**AIM OF THE TASK:** Write out every entry word for word.

**Dataset entries:**
....

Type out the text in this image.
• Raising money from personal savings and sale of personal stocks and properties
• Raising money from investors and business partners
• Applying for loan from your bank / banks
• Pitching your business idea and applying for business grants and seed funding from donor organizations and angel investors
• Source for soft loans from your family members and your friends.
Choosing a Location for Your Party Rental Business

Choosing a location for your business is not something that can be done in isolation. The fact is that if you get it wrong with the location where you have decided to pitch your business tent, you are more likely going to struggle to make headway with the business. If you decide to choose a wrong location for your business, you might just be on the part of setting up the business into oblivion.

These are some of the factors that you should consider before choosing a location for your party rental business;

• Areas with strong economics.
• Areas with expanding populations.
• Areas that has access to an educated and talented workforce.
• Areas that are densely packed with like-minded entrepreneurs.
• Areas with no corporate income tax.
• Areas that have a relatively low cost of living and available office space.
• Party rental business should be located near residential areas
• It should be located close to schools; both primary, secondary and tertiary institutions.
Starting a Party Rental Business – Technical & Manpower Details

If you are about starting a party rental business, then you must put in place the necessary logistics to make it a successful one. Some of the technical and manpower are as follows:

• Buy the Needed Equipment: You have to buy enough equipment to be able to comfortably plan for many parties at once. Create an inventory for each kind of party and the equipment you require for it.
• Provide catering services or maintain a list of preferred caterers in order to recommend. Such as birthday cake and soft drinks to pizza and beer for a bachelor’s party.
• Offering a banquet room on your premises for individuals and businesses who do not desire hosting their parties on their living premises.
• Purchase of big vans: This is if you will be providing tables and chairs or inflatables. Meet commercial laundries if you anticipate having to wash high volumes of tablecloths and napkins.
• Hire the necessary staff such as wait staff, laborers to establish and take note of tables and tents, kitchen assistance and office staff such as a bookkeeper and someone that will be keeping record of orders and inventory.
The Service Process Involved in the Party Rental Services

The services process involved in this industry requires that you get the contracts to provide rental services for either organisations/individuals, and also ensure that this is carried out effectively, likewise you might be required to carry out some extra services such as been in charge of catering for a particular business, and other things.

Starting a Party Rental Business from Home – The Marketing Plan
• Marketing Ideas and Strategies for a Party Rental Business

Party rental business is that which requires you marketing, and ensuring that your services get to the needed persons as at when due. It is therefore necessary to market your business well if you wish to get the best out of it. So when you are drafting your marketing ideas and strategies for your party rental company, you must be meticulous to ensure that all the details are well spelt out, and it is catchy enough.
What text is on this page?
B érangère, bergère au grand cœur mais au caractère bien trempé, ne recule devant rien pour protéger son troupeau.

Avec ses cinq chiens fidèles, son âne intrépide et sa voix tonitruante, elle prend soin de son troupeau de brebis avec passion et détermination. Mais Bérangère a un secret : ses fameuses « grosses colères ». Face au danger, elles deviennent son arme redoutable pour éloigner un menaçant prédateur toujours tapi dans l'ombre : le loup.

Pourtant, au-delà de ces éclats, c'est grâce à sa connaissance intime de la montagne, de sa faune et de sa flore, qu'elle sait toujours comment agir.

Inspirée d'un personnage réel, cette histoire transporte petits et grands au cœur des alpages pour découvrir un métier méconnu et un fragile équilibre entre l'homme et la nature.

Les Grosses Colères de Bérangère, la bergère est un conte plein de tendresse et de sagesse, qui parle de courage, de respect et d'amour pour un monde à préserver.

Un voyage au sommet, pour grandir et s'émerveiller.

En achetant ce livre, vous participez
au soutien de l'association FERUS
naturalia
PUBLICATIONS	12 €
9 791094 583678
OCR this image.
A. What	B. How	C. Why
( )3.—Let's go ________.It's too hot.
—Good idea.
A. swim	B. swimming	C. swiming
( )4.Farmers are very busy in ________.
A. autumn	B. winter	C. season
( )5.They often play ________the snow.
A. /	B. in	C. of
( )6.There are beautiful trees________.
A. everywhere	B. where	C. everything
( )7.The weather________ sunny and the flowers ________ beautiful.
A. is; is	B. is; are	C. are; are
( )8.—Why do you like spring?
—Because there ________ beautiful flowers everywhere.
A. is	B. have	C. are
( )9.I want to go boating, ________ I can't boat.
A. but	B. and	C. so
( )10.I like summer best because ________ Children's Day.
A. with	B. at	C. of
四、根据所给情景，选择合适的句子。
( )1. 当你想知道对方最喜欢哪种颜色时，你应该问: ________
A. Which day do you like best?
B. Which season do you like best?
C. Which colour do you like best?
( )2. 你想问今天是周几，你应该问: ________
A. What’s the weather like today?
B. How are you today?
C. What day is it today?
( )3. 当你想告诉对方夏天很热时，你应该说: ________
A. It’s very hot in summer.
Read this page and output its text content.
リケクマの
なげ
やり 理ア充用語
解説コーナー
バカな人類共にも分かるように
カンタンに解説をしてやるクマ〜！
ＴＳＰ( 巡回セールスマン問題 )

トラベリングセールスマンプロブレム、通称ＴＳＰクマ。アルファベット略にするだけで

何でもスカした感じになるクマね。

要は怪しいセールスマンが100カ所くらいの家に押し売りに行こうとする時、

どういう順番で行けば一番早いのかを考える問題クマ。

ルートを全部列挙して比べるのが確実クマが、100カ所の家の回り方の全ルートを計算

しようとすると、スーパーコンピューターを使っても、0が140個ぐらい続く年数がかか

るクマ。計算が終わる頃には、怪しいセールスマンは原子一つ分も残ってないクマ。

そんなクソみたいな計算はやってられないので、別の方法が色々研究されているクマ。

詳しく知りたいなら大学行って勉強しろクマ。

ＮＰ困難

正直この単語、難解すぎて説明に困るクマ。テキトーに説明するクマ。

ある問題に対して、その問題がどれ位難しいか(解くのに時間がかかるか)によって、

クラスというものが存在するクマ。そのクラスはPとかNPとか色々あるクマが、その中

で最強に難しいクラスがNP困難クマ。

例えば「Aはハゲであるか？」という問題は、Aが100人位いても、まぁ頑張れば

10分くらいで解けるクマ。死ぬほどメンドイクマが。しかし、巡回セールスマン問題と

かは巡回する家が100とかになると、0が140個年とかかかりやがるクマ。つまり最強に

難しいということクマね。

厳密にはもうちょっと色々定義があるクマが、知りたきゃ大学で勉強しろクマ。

....

**ANSWER FOR THIS EXERCISE:**
Type out the text in this image.
• Raising money from personal savings and sale of personal stocks and properties
• Raising money from investors and business partners
• Applying for loan from your bank / banks
• Pitching your business idea and applying for business grants and seed funding from donor organizations and angel investors
• Source for soft loans from your family members and your friends.
Choosing a Location for Your Party Rental Business

Choosing a location for your business is not something that can be done in isolation. The fact is that if you get it wrong with the location where you have decided to pitch your business tent, you are more likely going to struggle to make headway with the business. If you decide to choose a wrong location for your business, you might just be on the part of setting up the business into oblivion.

These are some of the factors that you should consider before choosing a location for your party rental business;

• Areas with strong economics.
• Areas with expanding populations.
• Areas that has access to an educated and talented workforce.
• Areas that are densely packed with like-minded entrepreneurs.
• Areas with no corporate income tax.
• Areas that have a relatively low cost of living and available office space.
• Party rental business should be located near residential areas
• It should be located close to schools; both primary, secondary and tertiary institutions.
Starting a Party Rental Business – Technical & Manpower Details

If you are about starting a party rental business, then you must put in place the necessary logistics to make it a successful one. Some of the technical and manpower are as follows:

• Buy the Needed Equipment: You have to buy enough equipment to be able to comfortably plan for many parties at once. Create an inventory for each kind of party and the equipment you require for it.
• Provide catering services or maintain a list of preferred caterers in order to recommend. Such as birthday cake and soft drinks to pizza and beer for a bachelor’s party.
• Offering a banquet room on your premises for individuals and businesses who do not desire hosting their parties on their living premises.
• Purchase of big vans: This is if you will be providing tables and chairs or inflatables. Meet commercial laundries if you anticipate having to wash high volumes of tablecloths and napkins.
• Hire the necessary staff such as wait staff, laborers to establish and take note of tables and tents, kitchen assistance and office staff such as a bookkeeper and someone that will be keeping record of orders and inventory.
The Service Process Involved in the Party Rental Services

The services process involved in this industry requires that you get the contracts to provide rental services for either organisations/individuals, and also ensure that this is carried out effectively, likewise you might be required to carry out some extra services such as been in charge of catering for a particular business, and other things.

Starting a Party Rental Business from Home – The Marketing Plan
• Marketing Ideas and Strategies for a Party Rental Business

Party rental business is that which requires you marketing, and ensuring that your services get to the needed persons as at when due. It is therefore necessary to market your business well if you wish to get the best out of it. So when you are drafting your marketing ideas and strategies for your party rental company, you must be meticulous to ensure that all the details are well spelt out, and it is catchy enough.
What text is on this page?
B érangère, bergère au grand cœur mais au caractère bien trempé, ne recule devant rien pour protéger son troupeau.

Avec ses cinq chiens fidèles, son âne intrépide et sa voix tonitruante, elle prend soin de son troupeau de brebis avec passion et détermination. Mais Bérangère a un secret : ses fameuses « grosses colères ». Face au danger, elles deviennent son arme redoutable pour éloigner un menaçant prédateur toujours tapi dans l'ombre : le loup.

Pourtant, au-delà de ces éclats, c'est grâce à sa connaissance intime de la montagne, de sa faune et de sa flore, qu'elle sait toujours comment agir.

Inspirée d'un personnage réel, cette histoire transporte petits et grands au cœur des alpages pour découvrir un métier méconnu et un fragile équilibre entre l'homme et la nature.

Les Grosses Colères de Bérangère, la bergère est un conte plein de tendresse et de sagesse, qui parle de courage, de respect et d'amour pour un monde à préserver.

Un voyage au sommet, pour grandir et s'émerveiller.

En achetant ce livre, vous participez
au soutien de l'association FERUS
naturalia
PUBLICATIONS	12 €
9 791094 583678
OCR this image.
A. What	B. How	C. Why
( )3.—Let's go ________.It's too hot.
—Good idea.
A. swim	B. swimming	C. swiming
( )4.Farmers are very busy in ________.
A. autumn	B. winter	C. season
( )5.They often play ________the snow.
A. /	B. in	C. of
( )6.There are beautiful trees________.
A. everywhere	B. where	C. everything
( )7.The weather________ sunny and the flowers ________ beautiful.
A. is; is	B. is; are	C. are; are
( )8.—Why do you like spring?
—Because there ________ beautiful flowers everywhere.
A. is	B. have	C. are
( )9.I want to go boating, ________ I can't boat.
A. but	B. and	C. so
( )10.I like summer best because ________ Children's Day.
A. with	B. at	C. of
四、根据所给情景，选择合适的句子。
( )1. 当你想知道对方最喜欢哪种颜色时，你应该问: ________
A. Which day do you like best?
B. Which season do you like best?
C. Which colour do you like best?
( )2. 你想问今天是周几，你应该问: ________
A. What’s the weather like today?
B. How are you today?
C. What day is it today?
( )3. 当你想告诉对方夏天很热时，你应该说: ________
A. It’s very hot in summer.
Read this page and output its text content.
リケクマの
なげ
やり 理ア充用語
解説コーナー
バカな人類共にも分かるように
カンタンに解説をしてやるクマ〜！
ＴＳＰ( 巡回セールスマン問題 )

トラベリングセールスマンプロブレム、通称ＴＳＰクマ。アルファベット略にするだけで

何でもスカした感じになるクマね。

要は怪しいセールスマンが100カ所くらいの家に押し売りに行こうとする時、

どういう順番で行けば一番早いのかを考える問題クマ。

ルートを全部列挙して比べるのが確実クマが、100カ所の家の回り方の全ルートを計算

しようとすると、スーパーコンピューターを使っても、0が140個ぐらい続く年数がかか

るクマ。計算が終わる頃には、怪しいセールスマンは原子一つ分も残ってないクマ。

そんなクソみたいな計算はやってられないので、別の方法が色々研究されているクマ。

詳しく知りたいなら大学行って勉強しろクマ。

ＮＰ困難

正直この単語、難解すぎて説明に困るクマ。テキトーに説明するクマ。

ある問題に対して、その問題がどれ位難しいか(解くのに時間がかかるか)によって、

クラスというものが存在するクマ。そのクラスはPとかNPとか色々あるクマが、その中

で最強に難しいクラスがNP困難クマ。

例えば「Aはハゲであるか？」という問題は、Aが100人位いても、まぁ頑張れば

10分くらいで解けるクマ。死ぬほどメンドイクマが。しかし、巡回セールスマン問題と

かは巡回する家が100とかになると、0が140個年とかかかりやがるクマ。つまり最強に

難しいということクマね。

厳密にはもうちょっと色々定義があるクマが、知りたきゃ大学で勉強しろクマ。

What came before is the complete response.